_Figure contents as structured data_.
[BEGIN]
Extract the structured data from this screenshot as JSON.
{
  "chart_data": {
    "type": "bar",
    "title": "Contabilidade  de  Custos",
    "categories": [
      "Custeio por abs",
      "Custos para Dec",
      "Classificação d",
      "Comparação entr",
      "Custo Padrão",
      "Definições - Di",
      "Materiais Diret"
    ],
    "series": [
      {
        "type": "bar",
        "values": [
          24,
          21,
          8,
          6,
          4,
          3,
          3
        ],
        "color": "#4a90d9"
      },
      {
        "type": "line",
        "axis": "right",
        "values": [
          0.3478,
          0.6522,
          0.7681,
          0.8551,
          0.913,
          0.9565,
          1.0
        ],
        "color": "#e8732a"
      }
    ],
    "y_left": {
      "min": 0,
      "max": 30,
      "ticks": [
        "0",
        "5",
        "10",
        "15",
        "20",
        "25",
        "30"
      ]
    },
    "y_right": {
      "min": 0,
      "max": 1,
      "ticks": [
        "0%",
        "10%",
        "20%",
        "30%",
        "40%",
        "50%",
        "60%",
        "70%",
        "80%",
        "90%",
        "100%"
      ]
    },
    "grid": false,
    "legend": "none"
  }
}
[END]
_WHAT IS BEING ASKED_. Make an exact copy of every line in the data.

_SOLUTION TO THIS PROBLEM_.
Extract the structured data from this screenshot as JSON.
{
  "chart_data": {
    "type": "bar",
    "title": "Contabilidade  de  Custos",
    "categories": [
      "Custeio por abs",
      "Custos para Dec",
      "Classificação d",
      "Comparação entr",
      "Custo Padrão",
      "Definições - Di",
      "Materiais Diret"
    ],
    "series": [
      {
        "type": "bar",
        "values": [
          24,
          21,
          8,
          6,
          4,
          3,
          3
        ],
        "color": "#4a90d9"
      },
      {
        "type": "line",
        "axis": "right",
        "values": [
          0.3478,
          0.6522,
          0.7681,
          0.8551,
          0.913,
          0.9565,
          1.0
        ],
        "color": "#e8732a"
      }
    ],
    "y_left": {
      "min": 0,
      "max": 30,
      "ticks": [
        "0",
        "5",
        "10",
        "15",
        "20",
        "25",
        "30"
      ]
    },
    "y_right": {
      "min": 0,
      "max": 1,
      "ticks": [
        "0%",
        "10%",
        "20%",
        "30%",
        "40%",
        "50%",
        "60%",
        "70%",
        "80%",
        "90%",
        "100%"
      ]
    },
    "grid": false,
    "legend": "none"
  }
}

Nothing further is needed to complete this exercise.